======== Raw records

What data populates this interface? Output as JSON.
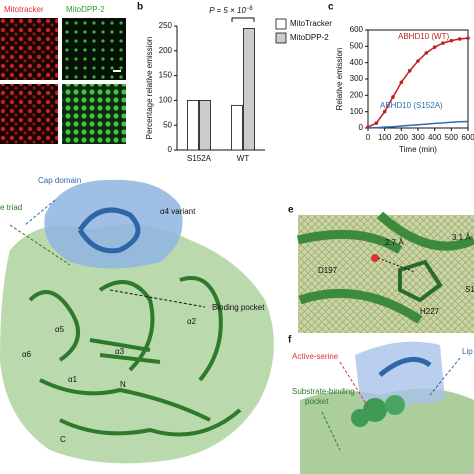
{
  "figure": {
    "panel_labels": [
      "b",
      "c",
      "e",
      "f"
    ],
    "image_labels": [
      "Mitotracker",
      "MitoDPP-2"
    ],
    "structure_labels": [
      "Cap domain",
      "α4 variant",
      "e triad",
      "Binding pocket",
      "α5",
      "α6",
      "α3",
      "α1",
      "α2",
      "N",
      "C"
    ],
    "detail_labels": [
      "2.7 Å",
      "3.1 Å",
      "D197",
      "H227",
      "S1"
    ],
    "pocket_labels": [
      "Active-serine",
      "Lip",
      "Substrate-binding",
      "pocket"
    ]
  },
  "chart_data": [
    {
      "type": "bar",
      "ylabel": "Percentage relative emission",
      "annotation": {
        "text": "P = 5 × 10",
        "superscript": "−8"
      },
      "categories": [
        "S152A",
        "WT"
      ],
      "series": [
        {
          "name": "MitoTracker",
          "color": "#ffffff",
          "values": [
            100,
            90
          ]
        },
        {
          "name": "MitoDPP-2",
          "color": "#cccccc",
          "values": [
            100,
            245
          ]
        }
      ],
      "ylim": [
        0,
        250
      ],
      "yticks": [
        0,
        50,
        100,
        150,
        200,
        250
      ]
    },
    {
      "type": "line",
      "xlabel": "Time (min)",
      "ylabel": "Relative emission",
      "x": [
        0,
        50,
        100,
        150,
        200,
        250,
        300,
        350,
        400,
        450,
        500,
        550,
        600
      ],
      "series": [
        {
          "name": "ABHD10 (WT)",
          "color": "#c0201e",
          "values": [
            5,
            30,
            100,
            190,
            280,
            350,
            410,
            460,
            495,
            520,
            535,
            545,
            550
          ]
        },
        {
          "name": "ABHD10 (S152A)",
          "color": "#2a6bb0",
          "values": [
            0,
            2,
            5,
            8,
            12,
            16,
            20,
            24,
            28,
            31,
            35,
            38,
            40
          ]
        }
      ],
      "xlim": [
        0,
        600
      ],
      "xticks": [
        0,
        100,
        200,
        300,
        400,
        500,
        600
      ],
      "ylim": [
        0,
        600
      ],
      "yticks": [
        0,
        100,
        200,
        300,
        400,
        500,
        600
      ]
    }
  ]
}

================

**Task description**
Print out the material word for word, omitting the pictures.

**Response**
What data populates this interface? Output as JSON.
{
  "figure": {
    "panel_labels": [
      "b",
      "c",
      "e",
      "f"
    ],
    "image_labels": [
      "Mitotracker",
      "MitoDPP-2"
    ],
    "structure_labels": [
      "Cap domain",
      "α4 variant",
      "e triad",
      "Binding pocket",
      "α5",
      "α6",
      "α3",
      "α1",
      "α2",
      "N",
      "C"
    ],
    "detail_labels": [
      "2.7 Å",
      "3.1 Å",
      "D197",
      "H227",
      "S1"
    ],
    "pocket_labels": [
      "Active-serine",
      "Lip",
      "Substrate-binding",
      "pocket"
    ]
  },
  "chart_data": [
    {
      "type": "bar",
      "ylabel": "Percentage relative emission",
      "annotation": {
        "text": "P = 5 × 10",
        "superscript": "−8"
      },
      "categories": [
        "S152A",
        "WT"
      ],
      "series": [
        {
          "name": "MitoTracker",
          "color": "#ffffff",
          "values": [
            100,
            90
          ]
        },
        {
          "name": "MitoDPP-2",
          "color": "#cccccc",
          "values": [
            100,
            245
          ]
        }
      ],
      "ylim": [
        0,
        250
      ],
      "yticks": [
        0,
        50,
        100,
        150,
        200,
        250
      ]
    },
    {
      "type": "line",
      "xlabel": "Time (min)",
      "ylabel": "Relative emission",
      "x": [
        0,
        50,
        100,
        150,
        200,
        250,
        300,
        350,
        400,
        450,
        500,
        550,
        600
      ],
      "series": [
        {
          "name": "ABHD10 (WT)",
          "color": "#c0201e",
          "values": [
            5,
            30,
            100,
            190,
            280,
            350,
            410,
            460,
            495,
            520,
            535,
            545,
            550
          ]
        },
        {
          "name": "ABHD10 (S152A)",
          "color": "#2a6bb0",
          "values": [
            0,
            2,
            5,
            8,
            12,
            16,
            20,
            24,
            28,
            31,
            35,
            38,
            40
          ]
        }
      ],
      "xlim": [
        0,
        600
      ],
      "xticks": [
        0,
        100,
        200,
        300,
        400,
        500,
        600
      ],
      "ylim": [
        0,
        600
      ],
      "yticks": [
        0,
        100,
        200,
        300,
        400,
        500,
        600
      ]
    }
  ]
}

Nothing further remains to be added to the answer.